(Dataset entries)
━━━━━━━━

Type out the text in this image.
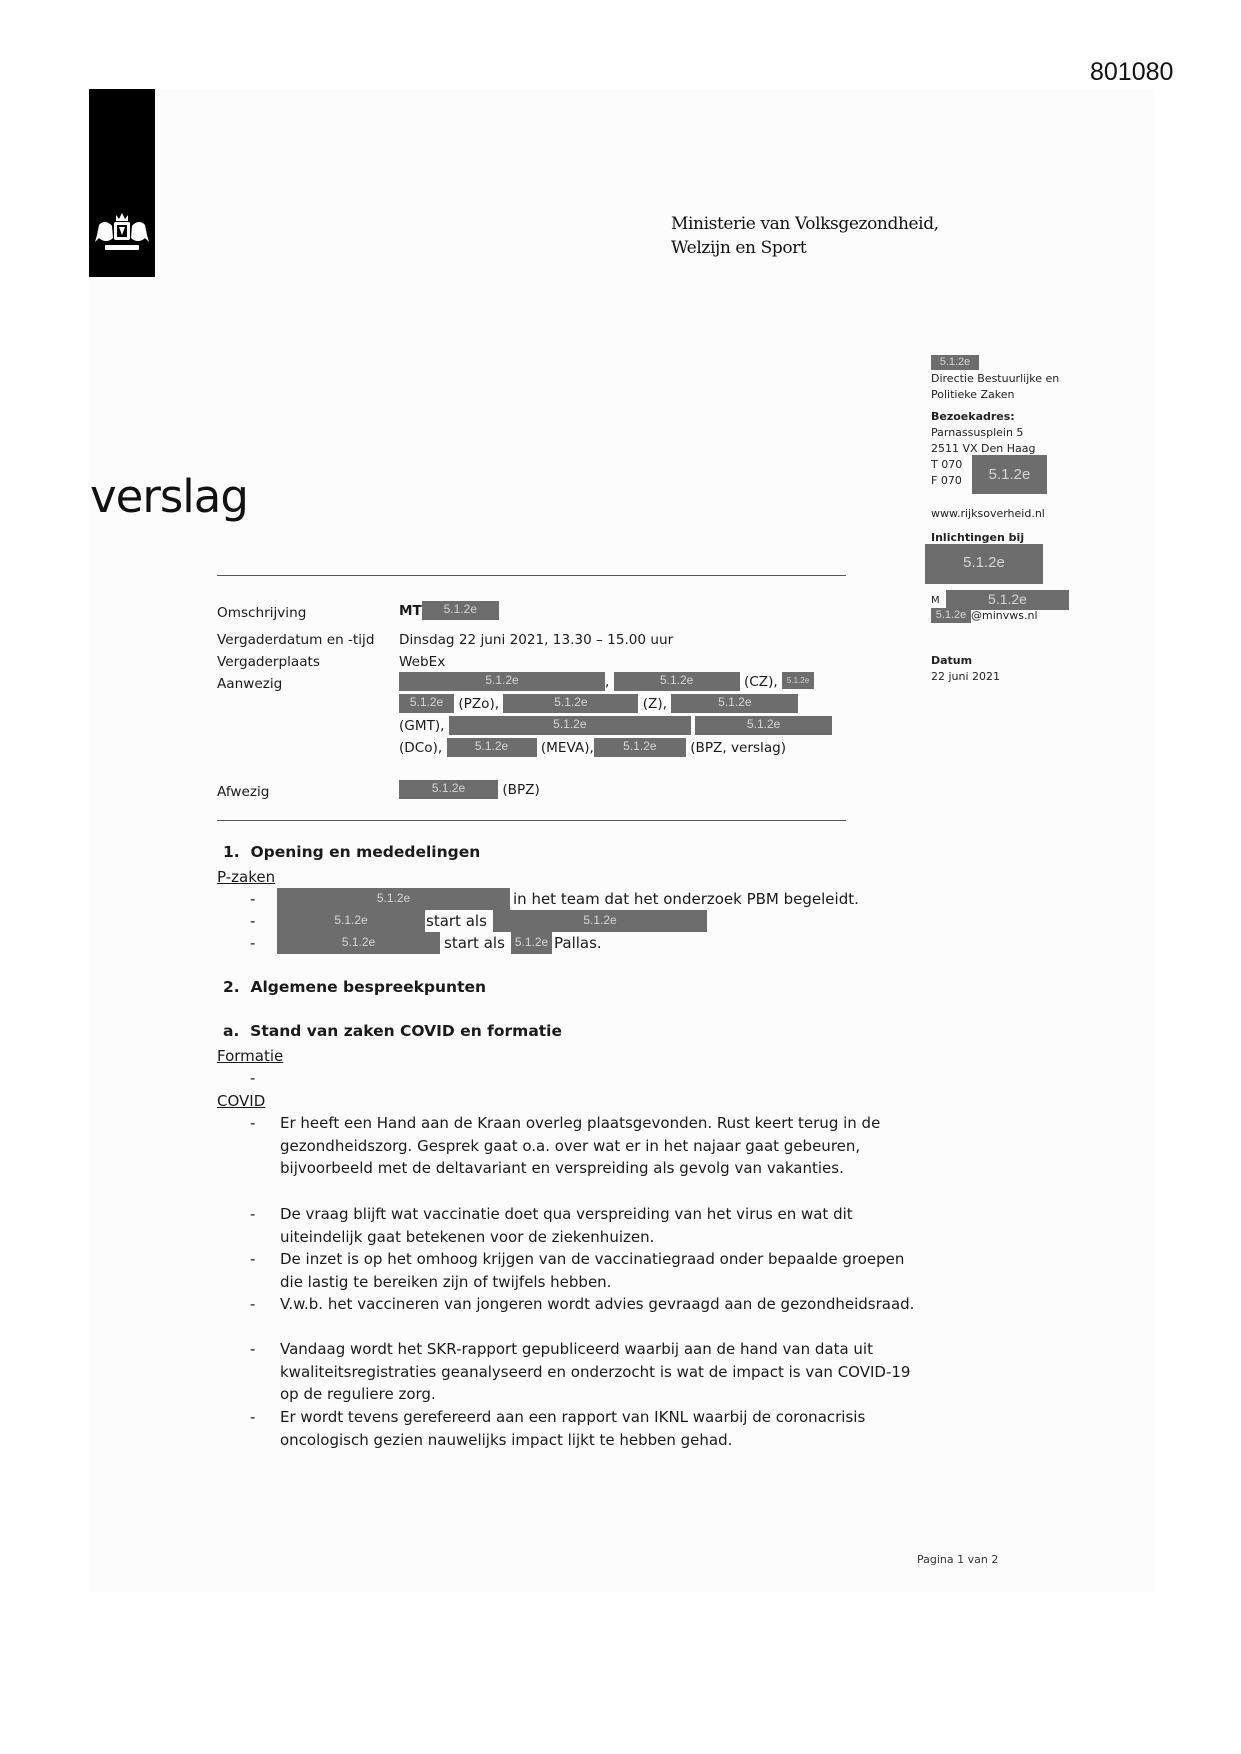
801080
Ministerie van Volksgezondheid,
Welzijn en Sport
5.1.2e
Directie Bestuurlijke en
Politieke Zaken
Bezoekadres:
Parnassusplein 5
2511 VX Den Haag
T 070
F 070	5.1.2e
www.rijksoverheid.nl
Inlichtingen bij
5.1.2e
M	5.1.2e
5.1.2e @minvws.nl
Datum
22 juni 2021
verslag
Omschrijving	MT 5.1.2e
Vergaderdatum en -tijd Dinsdag 22 juni 2021, 13.30 – 15.00 uur
Vergaderplaats	WebEx
Aanwezig	5.1.2e	,	5.1.2e	(CZ), 5.1.2e
5.1.2e (PZo),	5.1.2e	(Z),	5.1.2e
(GMT),	5.1.2e	5.1.2e
(DCo),	5.1.2e (MEVA), 5.1.2e (BPZ, verslag)
Afwezig	5.1.2e	(BPZ)
1. Opening en mededelingen
P-zaken
-	5.1.2e	in het team dat het onderzoek PBM begeleidt.
-	5.1.2e	start als	5.1.2e
-	5.1.2e	start als 5.1.2e Pallas.
2. Algemene bespreekpunten
a. Stand van zaken COVID en formatie
Formatie
-
COVID
- Er heeft een Hand aan de Kraan overleg plaatsgevonden. Rust keert terug in de gezondheidszorg. Gesprek gaat o.a. over wat er in het najaar gaat gebeuren, bijvoorbeeld met de deltavariant en verspreiding als gevolg van vakanties.
- De vraag blijft wat vaccinatie doet qua verspreiding van het virus en wat dit uiteindelijk gaat betekenen voor de ziekenhuizen.
- De inzet is op het omhoog krijgen van de vaccinatiegraad onder bepaalde groepen die lastig te bereiken zijn of twijfels hebben.
- V.w.b. het vaccineren van jongeren wordt advies gevraagd aan de gezondheidsraad.
- Vandaag wordt het SKR-rapport gepubliceerd waarbij aan de hand van data uit kwaliteitsregistraties geanalyseerd en onderzocht is wat de impact is van COVID-19 op de reguliere zorg.
- Er wordt tevens gerefereerd aan een rapport van IKNL waarbij de coronacrisis oncologisch gezien nauwelijks impact lijkt te hebben gehad.
Pagina 1 van 2
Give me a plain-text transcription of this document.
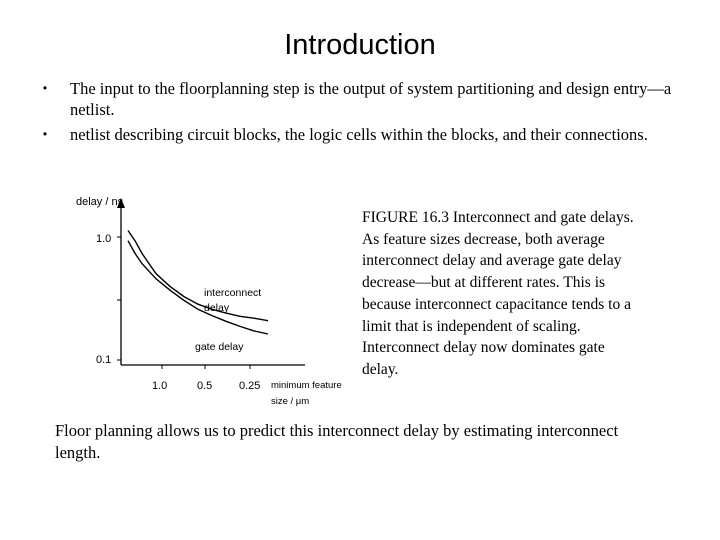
Introduction
• The input to the floorplanning step is the output of system partitioning and design entry—a netlist.
• netlist describing circuit blocks, the logic cells within the blocks, and their connections.
delay / ns
1.0
0.1
1.0	0.5 0.25 minimum feature
size / μm
interconnect
delay
gate delay
FIGURE 16.3 Interconnect and gate delays. As feature sizes decrease, both average interconnect delay and average gate delay decrease—but at different rates. This is because interconnect capacitance tends to a limit that is independent of scaling. Interconnect delay now dominates gate delay.
Floor planning allows us to predict this interconnect delay by estimating interconnect length.
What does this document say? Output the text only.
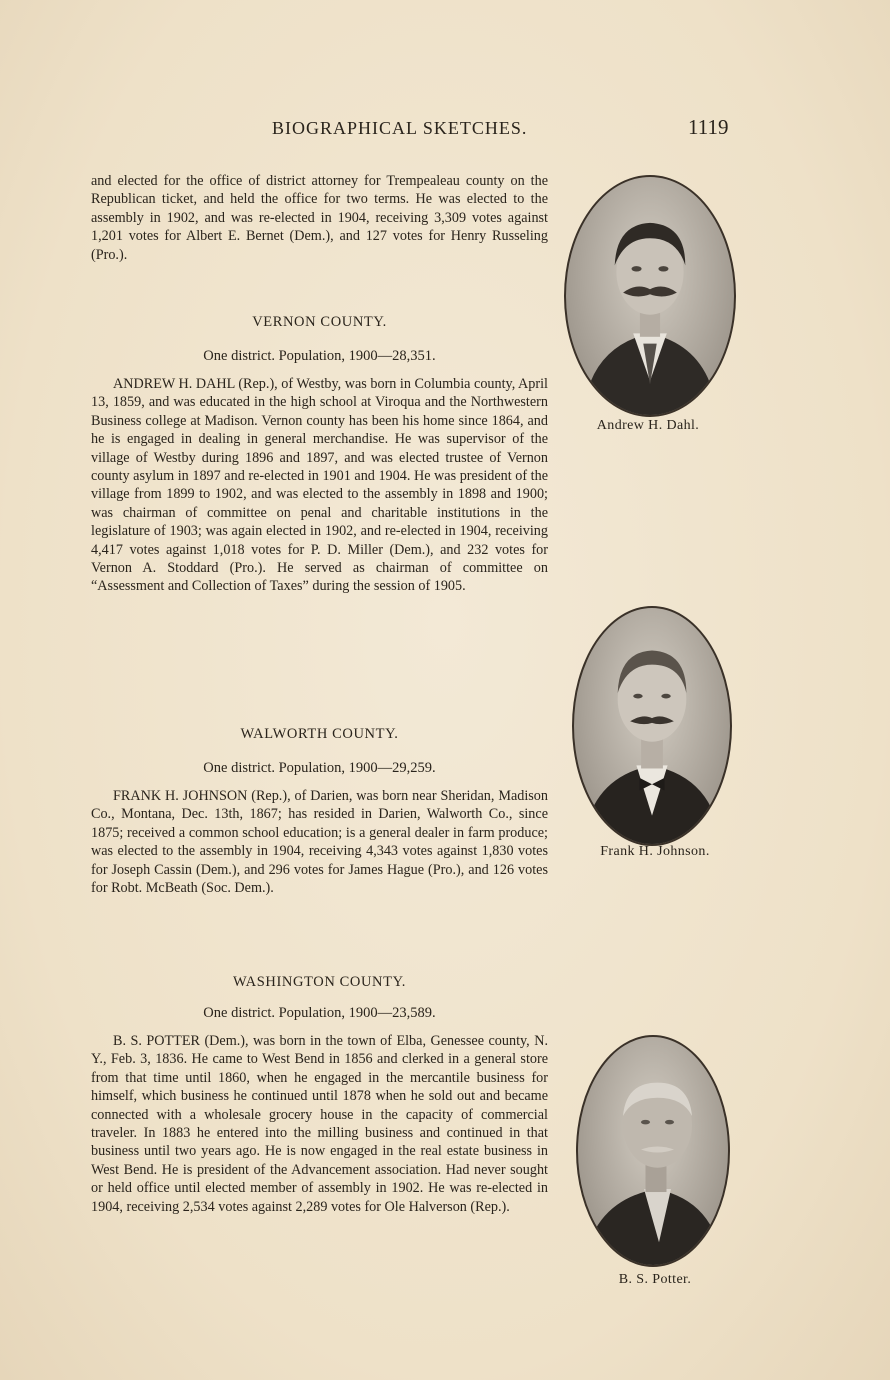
BIOGRAPHICAL SKETCHES.	1119

and elected for the office of district attorney for Trempealeau county on the Republican ticket, and held the office for two terms. He was elected to the assembly in 1902, and was re-elected in 1904, receiving 3,309 votes against 1,201 votes for Albert E. Bernet (Dem.), and 127 votes for Henry Russeling (Pro.).

VERNON COUNTY.

One district. Population, 1900—28,351.

ANDREW H. DAHL (Rep.), of Westby, was born in Columbia county, April 13, 1859, and was educated in the high school at Viroqua and the Northwestern Business college at Madison. Vernon county has been his home since 1864, and he is engaged in dealing in general merchandise. He was supervisor of the village of Westby during 1896 and 1897, and was elected trustee of Vernon county asylum in 1897 and re-elected in 1901 and 1904. He was president of the village from 1899 to 1902, and was elected to the assembly in 1898 and 1900; was chairman of committee on penal and charitable institutions in the legislature of 1903; was again elected in 1902, and re-elected in 1904, receiving 4,417 votes against 1,018 votes for P. D. Miller (Dem.), and 232 votes for Vernon A. Stoddard (Pro.). He served as chairman of committee on “Assessment and Collection of Taxes” during the session of 1905.

WALWORTH COUNTY.

One district. Population, 1900—29,259.

FRANK H. JOHNSON (Rep.), of Darien, was born near Sheridan, Madison Co., Montana, Dec. 13th, 1867; has resided in Darien, Walworth Co., since 1875; received a common school education; is a general dealer in farm produce; was elected to the assembly in 1904, receiving 4,343 votes against 1,830 votes for Joseph Cassin (Dem.), and 296 votes for James Hague (Pro.), and 126 votes for Robt. McBeath (Soc. Dem.).

WASHINGTON COUNTY.

One district. Population, 1900—23,589.

B. S. POTTER (Dem.), was born in the town of Elba, Genessee county, N. Y., Feb. 3, 1836. He came to West Bend in 1856 and clerked in a general store from that time until 1860, when he engaged in the mercantile business for himself, which business he continued until 1878 when he sold out and became connected with a wholesale grocery house in the capacity of commercial traveler. In 1883 he entered into the milling business and continued in that business until two years ago. He is now engaged in the real estate business in West Bend. He is president of the Advancement association. Had never sought or held office until elected member of assembly in 1902. He was re-elected in 1904, receiving 2,534 votes against 2,289 votes for Ole Halverson (Rep.).

Andrew H. Dahl.
Frank H. Johnson.
B. S. Potter.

━━━━━━━━

WHAT IS EXPECTED
All lines in the records above with "verspreiding" need to be found and copied.

RESPONSE FOR THIS EXERCISE
- Er heeft een Hand aan de Kraan overleg plaatsgevonden. Rust keert terug in de gezondheidszorg. Gesprek gaat o.a. over wat er in het najaar gaat gebeuren, bijvoorbeeld met de deltavariant en verspreiding als gevolg van vakanties.
- De vraag blijft wat vaccinatie doet qua verspreiding van het virus en wat dit uiteindelijk gaat betekenen voor de ziekenhuizen.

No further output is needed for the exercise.